CHALLENGE: Below is a set of records; print all of them exactly as written.

INPUT DATA:
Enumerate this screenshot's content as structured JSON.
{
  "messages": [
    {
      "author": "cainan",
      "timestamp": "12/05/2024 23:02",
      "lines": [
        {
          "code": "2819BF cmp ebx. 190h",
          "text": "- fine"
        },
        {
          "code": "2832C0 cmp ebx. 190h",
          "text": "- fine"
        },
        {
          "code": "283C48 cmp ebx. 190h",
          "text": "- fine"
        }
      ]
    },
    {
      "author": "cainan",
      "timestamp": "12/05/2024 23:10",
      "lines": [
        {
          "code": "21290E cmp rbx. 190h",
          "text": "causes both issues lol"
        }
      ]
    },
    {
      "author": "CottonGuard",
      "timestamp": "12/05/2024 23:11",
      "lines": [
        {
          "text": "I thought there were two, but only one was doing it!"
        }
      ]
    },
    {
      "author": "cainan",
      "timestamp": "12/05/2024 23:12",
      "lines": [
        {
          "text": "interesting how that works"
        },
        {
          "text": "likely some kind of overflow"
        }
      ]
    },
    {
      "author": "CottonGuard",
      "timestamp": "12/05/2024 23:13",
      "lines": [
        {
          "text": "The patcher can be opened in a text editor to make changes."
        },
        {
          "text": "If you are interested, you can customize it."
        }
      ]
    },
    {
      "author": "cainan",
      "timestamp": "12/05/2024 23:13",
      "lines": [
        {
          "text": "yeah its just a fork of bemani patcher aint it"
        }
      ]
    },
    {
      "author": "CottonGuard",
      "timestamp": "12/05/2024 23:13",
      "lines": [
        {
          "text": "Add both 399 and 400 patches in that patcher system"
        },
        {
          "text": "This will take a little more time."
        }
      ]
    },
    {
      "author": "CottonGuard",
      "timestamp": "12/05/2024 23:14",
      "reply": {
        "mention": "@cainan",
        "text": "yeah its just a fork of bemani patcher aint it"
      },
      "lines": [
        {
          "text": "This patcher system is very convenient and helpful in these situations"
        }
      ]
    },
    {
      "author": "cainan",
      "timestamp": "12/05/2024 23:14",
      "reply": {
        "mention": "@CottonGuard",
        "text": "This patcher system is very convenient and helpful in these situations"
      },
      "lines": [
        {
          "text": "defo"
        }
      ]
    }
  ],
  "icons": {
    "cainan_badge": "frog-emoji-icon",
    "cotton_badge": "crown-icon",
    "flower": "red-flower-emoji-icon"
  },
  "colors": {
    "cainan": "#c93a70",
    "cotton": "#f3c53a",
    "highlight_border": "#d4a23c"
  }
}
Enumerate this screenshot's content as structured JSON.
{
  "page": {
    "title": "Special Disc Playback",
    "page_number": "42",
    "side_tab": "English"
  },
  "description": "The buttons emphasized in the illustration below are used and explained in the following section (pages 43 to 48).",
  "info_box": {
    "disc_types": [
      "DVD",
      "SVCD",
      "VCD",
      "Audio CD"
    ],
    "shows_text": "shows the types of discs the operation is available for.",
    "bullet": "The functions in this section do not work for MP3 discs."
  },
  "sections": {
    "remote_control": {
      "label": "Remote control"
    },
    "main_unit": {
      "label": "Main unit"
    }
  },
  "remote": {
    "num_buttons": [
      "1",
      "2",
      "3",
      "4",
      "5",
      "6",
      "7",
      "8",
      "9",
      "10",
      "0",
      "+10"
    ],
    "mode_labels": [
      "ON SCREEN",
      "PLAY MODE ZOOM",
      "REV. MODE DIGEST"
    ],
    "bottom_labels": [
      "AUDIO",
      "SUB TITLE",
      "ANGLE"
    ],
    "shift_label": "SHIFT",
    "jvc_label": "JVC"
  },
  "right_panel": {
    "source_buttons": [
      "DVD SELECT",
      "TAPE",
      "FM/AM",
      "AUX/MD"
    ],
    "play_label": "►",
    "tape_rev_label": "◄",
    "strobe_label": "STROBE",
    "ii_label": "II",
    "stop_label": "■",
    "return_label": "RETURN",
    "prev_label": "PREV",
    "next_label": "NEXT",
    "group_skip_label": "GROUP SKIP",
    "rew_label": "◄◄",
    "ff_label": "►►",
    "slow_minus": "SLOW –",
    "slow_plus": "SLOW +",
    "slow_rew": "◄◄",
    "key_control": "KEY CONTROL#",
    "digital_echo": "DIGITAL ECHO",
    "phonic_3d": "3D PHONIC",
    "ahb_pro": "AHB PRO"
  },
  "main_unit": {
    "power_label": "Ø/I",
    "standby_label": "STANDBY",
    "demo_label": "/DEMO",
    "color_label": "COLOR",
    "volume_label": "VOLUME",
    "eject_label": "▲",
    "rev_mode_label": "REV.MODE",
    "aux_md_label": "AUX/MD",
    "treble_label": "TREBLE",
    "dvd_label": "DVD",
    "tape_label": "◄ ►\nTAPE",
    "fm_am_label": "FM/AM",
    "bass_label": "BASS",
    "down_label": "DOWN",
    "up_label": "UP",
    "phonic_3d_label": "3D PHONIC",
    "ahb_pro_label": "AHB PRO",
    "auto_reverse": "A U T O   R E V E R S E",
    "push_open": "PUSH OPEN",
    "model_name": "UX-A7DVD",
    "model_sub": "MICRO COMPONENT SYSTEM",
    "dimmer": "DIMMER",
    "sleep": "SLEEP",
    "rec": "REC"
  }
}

THE REPLY:
Enumerate this screenshot's content as structured JSON.
{
  "messages": [
    {
      "author": "cainan",
      "timestamp": "12/05/2024 23:02",
      "lines": [
        {
          "code": "2819BF cmp ebx. 190h",
          "text": "- fine"
        },
        {
          "code": "2832C0 cmp ebx. 190h",
          "text": "- fine"
        },
        {
          "code": "283C48 cmp ebx. 190h",
          "text": "- fine"
        }
      ]
    },
    {
      "author": "cainan",
      "timestamp": "12/05/2024 23:10",
      "lines": [
        {
          "code": "21290E cmp rbx. 190h",
          "text": "causes both issues lol"
        }
      ]
    },
    {
      "author": "CottonGuard",
      "timestamp": "12/05/2024 23:11",
      "lines": [
        {
          "text": "I thought there were two, but only one was doing it!"
        }
      ]
    },
    {
      "author": "cainan",
      "timestamp": "12/05/2024 23:12",
      "lines": [
        {
          "text": "interesting how that works"
        },
        {
          "text": "likely some kind of overflow"
        }
      ]
    },
    {
      "author": "CottonGuard",
      "timestamp": "12/05/2024 23:13",
      "lines": [
        {
          "text": "The patcher can be opened in a text editor to make changes."
        },
        {
          "text": "If you are interested, you can customize it."
        }
      ]
    },
    {
      "author": "cainan",
      "timestamp": "12/05/2024 23:13",
      "lines": [
        {
          "text": "yeah its just a fork of bemani patcher aint it"
        }
      ]
    },
    {
      "author": "CottonGuard",
      "timestamp": "12/05/2024 23:13",
      "lines": [
        {
          "text": "Add both 399 and 400 patches in that patcher system"
        },
        {
          "text": "This will take a little more time."
        }
      ]
    },
    {
      "author": "CottonGuard",
      "timestamp": "12/05/2024 23:14",
      "reply": {
        "mention": "@cainan",
        "text": "yeah its just a fork of bemani patcher aint it"
      },
      "lines": [
        {
          "text": "This patcher system is very convenient and helpful in these situations"
        }
      ]
    },
    {
      "author": "cainan",
      "timestamp": "12/05/2024 23:14",
      "reply": {
        "mention": "@CottonGuard",
        "text": "This patcher system is very convenient and helpful in these situations"
      },
      "lines": [
        {
          "text": "defo"
        }
      ]
    }
  ],
  "icons": {
    "cainan_badge": "frog-emoji-icon",
    "cotton_badge": "crown-icon",
    "flower": "red-flower-emoji-icon"
  },
  "colors": {
    "cainan": "#c93a70",
    "cotton": "#f3c53a",
    "highlight_border": "#d4a23c"
  }
}
Enumerate this screenshot's content as structured JSON.
{
  "page": {
    "title": "Special Disc Playback",
    "page_number": "42",
    "side_tab": "English"
  },
  "description": "The buttons emphasized in the illustration below are used and explained in the following section (pages 43 to 48).",
  "info_box": {
    "disc_types": [
      "DVD",
      "SVCD",
      "VCD",
      "Audio CD"
    ],
    "shows_text": "shows the types of discs the operation is available for.",
    "bullet": "The functions in this section do not work for MP3 discs."
  },
  "sections": {
    "remote_control": {
      "label": "Remote control"
    },
    "main_unit": {
      "label": "Main unit"
    }
  },
  "remote": {
    "num_buttons": [
      "1",
      "2",
      "3",
      "4",
      "5",
      "6",
      "7",
      "8",
      "9",
      "10",
      "0",
      "+10"
    ],
    "mode_labels": [
      "ON SCREEN",
      "PLAY MODE ZOOM",
      "REV. MODE DIGEST"
    ],
    "bottom_labels": [
      "AUDIO",
      "SUB TITLE",
      "ANGLE"
    ],
    "shift_label": "SHIFT",
    "jvc_label": "JVC"
  },
  "right_panel": {
    "source_buttons": [
      "DVD SELECT",
      "TAPE",
      "FM/AM",
      "AUX/MD"
    ],
    "play_label": "►",
    "tape_rev_label": "◄",
    "strobe_label": "STROBE",
    "ii_label": "II",
    "stop_label": "■",
    "return_label": "RETURN",
    "prev_label": "PREV",
    "next_label": "NEXT",
    "group_skip_label": "GROUP SKIP",
    "rew_label": "◄◄",
    "ff_label": "►►",
    "slow_minus": "SLOW –",
    "slow_plus": "SLOW +",
    "slow_rew": "◄◄",
    "key_control": "KEY CONTROL#",
    "digital_echo": "DIGITAL ECHO",
    "phonic_3d": "3D PHONIC",
    "ahb_pro": "AHB PRO"
  },
  "main_unit": {
    "power_label": "Ø/I",
    "standby_label": "STANDBY",
    "demo_label": "/DEMO",
    "color_label": "COLOR",
    "volume_label": "VOLUME",
    "eject_label": "▲",
    "rev_mode_label": "REV.MODE",
    "aux_md_label": "AUX/MD",
    "treble_label": "TREBLE",
    "dvd_label": "DVD",
    "tape_label": "◄ ►\nTAPE",
    "fm_am_label": "FM/AM",
    "bass_label": "BASS",
    "down_label": "DOWN",
    "up_label": "UP",
    "phonic_3d_label": "3D PHONIC",
    "ahb_pro_label": "AHB PRO",
    "auto_reverse": "A U T O   R E V E R S E",
    "push_open": "PUSH OPEN",
    "model_name": "UX-A7DVD",
    "model_sub": "MICRO COMPONENT SYSTEM",
    "dimmer": "DIMMER",
    "sleep": "SLEEP",
    "rec": "REC"
  }
}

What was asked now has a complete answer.